───── Extract to read ─────

One of the best gifts you can give is a book or album of family photos. First, you have to organize and select your best images. Most of your family’s history is going to be slides, prints, and negatives going back as much as 150 years – all photos you have to scan, once you organize and identify the people, places, and dates.
You can do some or even much of the scanning yourself. You’ll need the right equipment, lots of time, and the gumption to stick with a project that could take several months and quite possibly several years. Sorry, that’s reality. If you’re reading this for tips on how to put together a photobook in time for Christmas 2020, or the parents’ anniversary early 2021, you can do that. Then when you’ve got those initial photos processed, catch your breath, get back to more scanning, and do a follow-on book or online album on a different topic. Wash, rinse, repeat.
10 Rules for Organizing, Prepping, Scanning
Here are the basics. This list is based on work with almost a dozen flatbed, sheet-fed, and film scanners, and more than a thousand hours of prep work and scanning over a decade.
1. Sort and organize your old photos. Make a stab at identifying who, where, when, and what event. Your memory won’t get better 10 years from now. Vigorously prune back 20 similar photos from a generation ago. And do you really need photos of flowers from the 1980s?
2. Prints are easiest to scan, then color slides, then color negatives, and lastly black-and-white negatives.
3. The best scans are from film — slides and negatives — not prints.
4. Scan prints at 300 dpi, important prints at 600 dpi, and slides or film at 3000 dpi.

───── Listing ─────

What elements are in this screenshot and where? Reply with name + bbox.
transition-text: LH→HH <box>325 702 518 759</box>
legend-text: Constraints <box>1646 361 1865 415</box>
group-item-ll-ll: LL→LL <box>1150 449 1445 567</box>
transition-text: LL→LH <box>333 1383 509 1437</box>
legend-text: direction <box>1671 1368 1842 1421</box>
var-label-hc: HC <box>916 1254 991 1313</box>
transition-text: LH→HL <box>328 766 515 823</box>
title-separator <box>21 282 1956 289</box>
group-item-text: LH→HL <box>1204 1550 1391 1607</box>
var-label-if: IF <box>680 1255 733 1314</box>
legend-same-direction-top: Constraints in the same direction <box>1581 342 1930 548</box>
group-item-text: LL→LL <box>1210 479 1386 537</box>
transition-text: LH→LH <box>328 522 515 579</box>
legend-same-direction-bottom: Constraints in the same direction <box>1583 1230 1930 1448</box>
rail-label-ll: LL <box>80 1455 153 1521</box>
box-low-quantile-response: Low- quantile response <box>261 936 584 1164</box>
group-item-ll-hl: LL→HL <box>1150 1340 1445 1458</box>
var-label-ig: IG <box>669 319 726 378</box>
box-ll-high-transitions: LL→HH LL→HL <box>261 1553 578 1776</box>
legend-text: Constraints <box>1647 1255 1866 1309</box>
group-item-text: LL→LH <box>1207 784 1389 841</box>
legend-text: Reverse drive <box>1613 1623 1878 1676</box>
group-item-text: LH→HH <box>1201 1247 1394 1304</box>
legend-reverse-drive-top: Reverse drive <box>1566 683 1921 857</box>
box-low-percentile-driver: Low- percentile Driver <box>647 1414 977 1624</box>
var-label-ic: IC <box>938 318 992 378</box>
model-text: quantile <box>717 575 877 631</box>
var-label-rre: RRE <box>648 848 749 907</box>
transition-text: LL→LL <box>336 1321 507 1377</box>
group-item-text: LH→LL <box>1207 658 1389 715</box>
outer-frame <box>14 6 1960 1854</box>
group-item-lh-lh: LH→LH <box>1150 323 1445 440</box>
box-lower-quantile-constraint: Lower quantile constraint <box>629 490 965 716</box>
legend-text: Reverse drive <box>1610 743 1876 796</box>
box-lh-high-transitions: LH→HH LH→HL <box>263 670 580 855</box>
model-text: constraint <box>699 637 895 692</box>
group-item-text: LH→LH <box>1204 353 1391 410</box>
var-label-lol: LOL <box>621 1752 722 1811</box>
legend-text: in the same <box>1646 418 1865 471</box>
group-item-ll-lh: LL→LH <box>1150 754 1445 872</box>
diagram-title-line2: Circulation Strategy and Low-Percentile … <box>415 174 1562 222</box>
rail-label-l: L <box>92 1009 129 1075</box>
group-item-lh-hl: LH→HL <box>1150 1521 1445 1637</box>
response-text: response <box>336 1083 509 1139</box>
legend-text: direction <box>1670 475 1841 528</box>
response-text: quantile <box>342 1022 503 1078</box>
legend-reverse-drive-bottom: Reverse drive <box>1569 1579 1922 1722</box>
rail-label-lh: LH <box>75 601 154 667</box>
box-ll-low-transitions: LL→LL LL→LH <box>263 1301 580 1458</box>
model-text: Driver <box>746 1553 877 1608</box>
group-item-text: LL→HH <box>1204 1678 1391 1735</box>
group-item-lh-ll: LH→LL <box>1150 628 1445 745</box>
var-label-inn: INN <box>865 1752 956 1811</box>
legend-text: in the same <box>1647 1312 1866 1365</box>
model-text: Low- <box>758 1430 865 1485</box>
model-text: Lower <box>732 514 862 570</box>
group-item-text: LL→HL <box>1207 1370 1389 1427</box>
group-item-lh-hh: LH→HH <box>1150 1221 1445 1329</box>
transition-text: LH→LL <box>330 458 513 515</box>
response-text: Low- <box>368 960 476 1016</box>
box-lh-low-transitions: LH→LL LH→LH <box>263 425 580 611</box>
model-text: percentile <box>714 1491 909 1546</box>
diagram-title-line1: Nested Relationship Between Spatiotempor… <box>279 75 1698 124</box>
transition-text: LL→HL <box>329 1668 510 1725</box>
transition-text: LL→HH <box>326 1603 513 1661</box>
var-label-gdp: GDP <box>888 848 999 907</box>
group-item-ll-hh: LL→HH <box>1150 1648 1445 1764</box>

─────

Task brief:
Decide whether each statement below agrees with the text on scanning family photos, answering yes or no and quoting the words of the text that settle it. 1. Color negatives are harder to scan than color slides. 2. Slides should be scanned at 600 dpi. 3. The best scans come from prints.

Written answer:
1. Yes: "Prints are easiest to scan, then color slides, then color negatives, and lastly black-and-white negatives."
2. No: "slides or film at 3000 dpi."
3. No: "The best scans are from film — slides and negatives — not prints."